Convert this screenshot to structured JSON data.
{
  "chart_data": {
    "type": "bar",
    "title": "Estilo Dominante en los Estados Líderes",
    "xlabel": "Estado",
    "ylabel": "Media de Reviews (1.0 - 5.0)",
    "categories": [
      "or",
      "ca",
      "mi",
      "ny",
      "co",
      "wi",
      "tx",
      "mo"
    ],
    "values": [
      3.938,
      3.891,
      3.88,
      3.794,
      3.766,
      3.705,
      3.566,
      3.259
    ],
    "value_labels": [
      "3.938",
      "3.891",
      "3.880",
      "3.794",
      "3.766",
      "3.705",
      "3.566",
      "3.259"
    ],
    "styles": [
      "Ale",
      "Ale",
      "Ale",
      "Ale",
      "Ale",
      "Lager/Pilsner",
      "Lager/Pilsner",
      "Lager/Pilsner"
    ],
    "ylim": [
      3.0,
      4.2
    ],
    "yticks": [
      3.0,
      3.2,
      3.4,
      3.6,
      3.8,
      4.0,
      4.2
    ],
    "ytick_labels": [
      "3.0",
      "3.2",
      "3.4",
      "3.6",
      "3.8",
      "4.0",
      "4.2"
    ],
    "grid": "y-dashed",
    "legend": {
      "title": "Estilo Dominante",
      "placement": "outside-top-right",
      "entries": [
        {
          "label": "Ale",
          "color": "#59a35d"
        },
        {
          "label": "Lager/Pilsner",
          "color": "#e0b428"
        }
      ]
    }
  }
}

════════

• Written exercise
Write the complete data out, exactly as above.

• Solution to this task
Convert this screenshot to structured JSON data.
{
  "chart_data": {
    "type": "bar",
    "title": "Estilo Dominante en los Estados Líderes",
    "xlabel": "Estado",
    "ylabel": "Media de Reviews (1.0 - 5.0)",
    "categories": [
      "or",
      "ca",
      "mi",
      "ny",
      "co",
      "wi",
      "tx",
      "mo"
    ],
    "values": [
      3.938,
      3.891,
      3.88,
      3.794,
      3.766,
      3.705,
      3.566,
      3.259
    ],
    "value_labels": [
      "3.938",
      "3.891",
      "3.880",
      "3.794",
      "3.766",
      "3.705",
      "3.566",
      "3.259"
    ],
    "styles": [
      "Ale",
      "Ale",
      "Ale",
      "Ale",
      "Ale",
      "Lager/Pilsner",
      "Lager/Pilsner",
      "Lager/Pilsner"
    ],
    "ylim": [
      3.0,
      4.2
    ],
    "yticks": [
      3.0,
      3.2,
      3.4,
      3.6,
      3.8,
      4.0,
      4.2
    ],
    "ytick_labels": [
      "3.0",
      "3.2",
      "3.4",
      "3.6",
      "3.8",
      "4.0",
      "4.2"
    ],
    "grid": "y-dashed",
    "legend": {
      "title": "Estilo Dominante",
      "placement": "outside-top-right",
      "entries": [
        {
          "label": "Ale",
          "color": "#59a35d"
        },
        {
          "label": "Lager/Pilsner",
          "color": "#e0b428"
        }
      ]
    }
  }
}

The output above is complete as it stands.